GOAL => Which lines below hold the word "ohin"? Report each one.

DATA LINES =>
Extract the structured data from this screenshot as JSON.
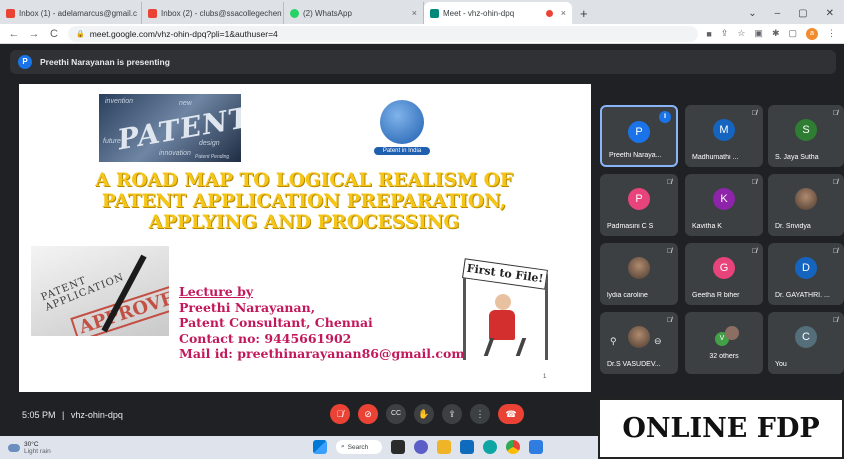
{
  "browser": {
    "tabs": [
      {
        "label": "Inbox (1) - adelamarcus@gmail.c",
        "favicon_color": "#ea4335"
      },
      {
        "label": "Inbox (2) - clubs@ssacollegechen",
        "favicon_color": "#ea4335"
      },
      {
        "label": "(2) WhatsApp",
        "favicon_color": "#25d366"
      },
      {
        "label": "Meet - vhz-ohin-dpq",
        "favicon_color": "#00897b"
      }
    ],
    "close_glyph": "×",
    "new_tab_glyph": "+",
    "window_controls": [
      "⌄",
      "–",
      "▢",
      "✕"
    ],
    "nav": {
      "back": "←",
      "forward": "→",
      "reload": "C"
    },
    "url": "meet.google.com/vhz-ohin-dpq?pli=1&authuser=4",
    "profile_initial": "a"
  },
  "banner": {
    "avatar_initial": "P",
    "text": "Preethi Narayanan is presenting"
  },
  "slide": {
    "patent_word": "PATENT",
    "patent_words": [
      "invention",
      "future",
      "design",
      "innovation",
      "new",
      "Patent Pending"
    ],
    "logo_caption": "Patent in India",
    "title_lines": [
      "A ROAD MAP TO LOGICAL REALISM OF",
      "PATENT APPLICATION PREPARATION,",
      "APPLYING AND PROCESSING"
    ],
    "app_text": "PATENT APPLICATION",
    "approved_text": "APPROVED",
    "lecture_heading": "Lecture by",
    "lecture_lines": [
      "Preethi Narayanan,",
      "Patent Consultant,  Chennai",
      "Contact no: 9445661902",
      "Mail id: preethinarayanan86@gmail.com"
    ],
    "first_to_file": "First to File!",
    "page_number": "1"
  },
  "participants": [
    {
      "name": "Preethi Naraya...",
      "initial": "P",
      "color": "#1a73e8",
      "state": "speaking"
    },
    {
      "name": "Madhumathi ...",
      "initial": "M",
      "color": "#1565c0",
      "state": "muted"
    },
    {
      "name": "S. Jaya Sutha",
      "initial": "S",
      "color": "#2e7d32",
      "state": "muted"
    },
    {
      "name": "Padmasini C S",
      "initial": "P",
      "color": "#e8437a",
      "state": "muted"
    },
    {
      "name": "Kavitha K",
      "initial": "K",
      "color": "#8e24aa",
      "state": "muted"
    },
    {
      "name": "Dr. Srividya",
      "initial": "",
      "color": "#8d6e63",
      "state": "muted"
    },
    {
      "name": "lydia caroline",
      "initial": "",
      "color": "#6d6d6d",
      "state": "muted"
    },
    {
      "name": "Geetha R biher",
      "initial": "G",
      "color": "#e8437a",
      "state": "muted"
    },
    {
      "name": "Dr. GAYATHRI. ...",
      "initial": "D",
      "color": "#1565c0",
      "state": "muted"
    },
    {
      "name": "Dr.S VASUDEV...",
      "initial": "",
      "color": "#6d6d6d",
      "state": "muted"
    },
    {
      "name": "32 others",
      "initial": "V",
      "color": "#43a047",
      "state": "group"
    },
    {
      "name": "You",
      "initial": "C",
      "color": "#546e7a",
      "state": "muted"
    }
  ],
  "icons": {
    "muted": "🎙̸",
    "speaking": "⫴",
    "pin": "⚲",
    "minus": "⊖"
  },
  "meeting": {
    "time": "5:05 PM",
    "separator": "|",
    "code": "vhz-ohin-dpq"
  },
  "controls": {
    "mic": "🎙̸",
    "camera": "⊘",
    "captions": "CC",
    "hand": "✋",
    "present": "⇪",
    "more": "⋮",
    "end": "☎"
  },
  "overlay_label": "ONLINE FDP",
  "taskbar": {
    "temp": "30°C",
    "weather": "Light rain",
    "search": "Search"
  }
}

* * *

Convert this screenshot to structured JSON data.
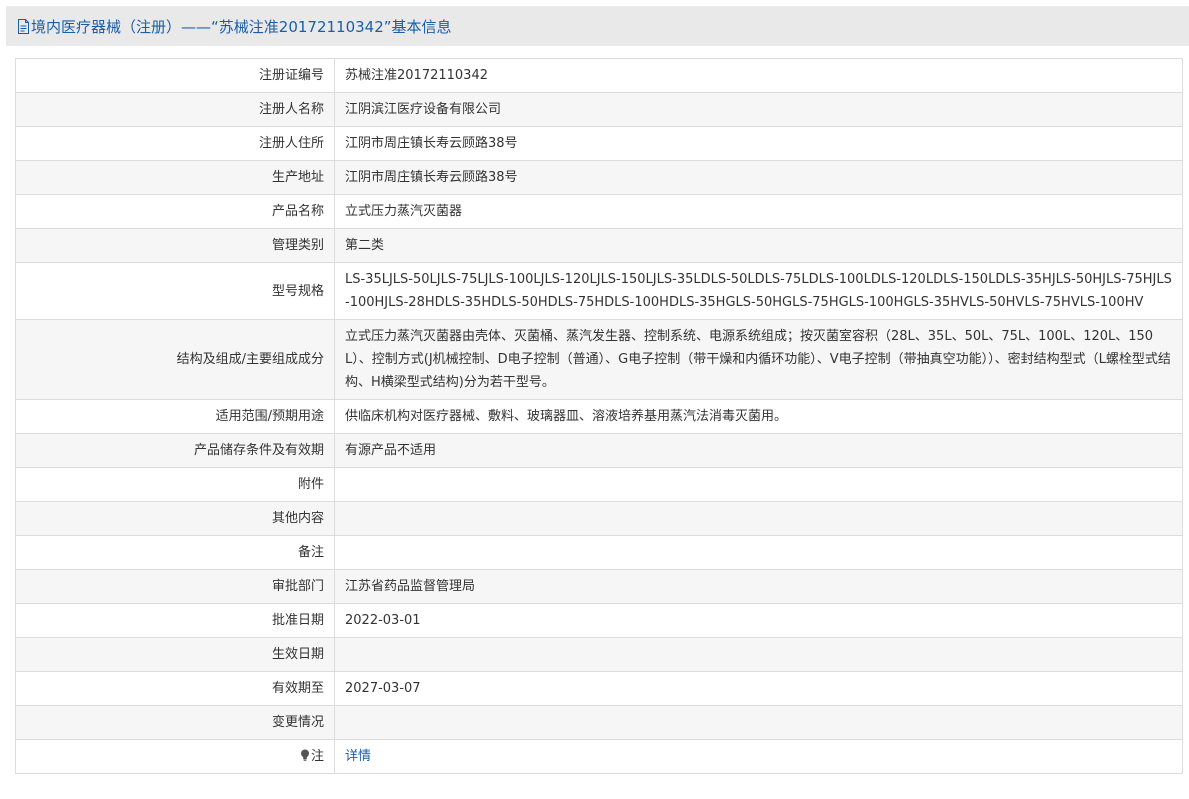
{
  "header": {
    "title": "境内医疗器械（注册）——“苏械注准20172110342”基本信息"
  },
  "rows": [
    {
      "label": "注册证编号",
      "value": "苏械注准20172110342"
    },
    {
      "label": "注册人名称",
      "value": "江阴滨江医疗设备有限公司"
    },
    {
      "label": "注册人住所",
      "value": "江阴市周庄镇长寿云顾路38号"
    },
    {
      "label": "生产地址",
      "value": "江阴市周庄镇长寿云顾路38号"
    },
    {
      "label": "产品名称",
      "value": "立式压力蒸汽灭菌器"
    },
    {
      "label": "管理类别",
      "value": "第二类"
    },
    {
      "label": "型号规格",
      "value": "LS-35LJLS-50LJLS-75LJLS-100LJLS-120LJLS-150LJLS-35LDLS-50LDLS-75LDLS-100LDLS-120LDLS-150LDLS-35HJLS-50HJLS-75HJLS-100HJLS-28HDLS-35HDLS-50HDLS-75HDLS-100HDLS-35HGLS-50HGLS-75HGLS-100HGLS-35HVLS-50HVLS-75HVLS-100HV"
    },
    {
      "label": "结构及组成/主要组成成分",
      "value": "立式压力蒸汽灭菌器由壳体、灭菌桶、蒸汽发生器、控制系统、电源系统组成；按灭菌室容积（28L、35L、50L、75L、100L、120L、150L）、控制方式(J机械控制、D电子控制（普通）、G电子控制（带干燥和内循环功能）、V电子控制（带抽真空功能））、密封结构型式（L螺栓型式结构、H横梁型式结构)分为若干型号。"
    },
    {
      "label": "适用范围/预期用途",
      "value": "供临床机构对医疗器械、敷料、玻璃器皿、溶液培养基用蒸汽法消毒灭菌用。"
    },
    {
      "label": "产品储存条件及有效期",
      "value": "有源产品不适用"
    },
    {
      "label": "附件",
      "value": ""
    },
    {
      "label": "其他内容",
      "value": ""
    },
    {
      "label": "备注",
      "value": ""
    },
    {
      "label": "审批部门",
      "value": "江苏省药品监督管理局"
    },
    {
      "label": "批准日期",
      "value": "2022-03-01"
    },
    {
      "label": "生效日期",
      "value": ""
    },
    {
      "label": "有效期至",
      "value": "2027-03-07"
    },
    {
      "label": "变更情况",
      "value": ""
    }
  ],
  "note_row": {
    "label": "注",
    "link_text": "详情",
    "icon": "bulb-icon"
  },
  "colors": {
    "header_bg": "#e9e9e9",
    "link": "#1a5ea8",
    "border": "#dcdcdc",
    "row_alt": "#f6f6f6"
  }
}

EXERCISE RESULT =>
        "label": "Meet - vhz-ohin-dpq",
    "url": "meet.google.com/vhz-ohin-dpq?pli=1&authuser=4",
    "code": "vhz-ohin-dpq"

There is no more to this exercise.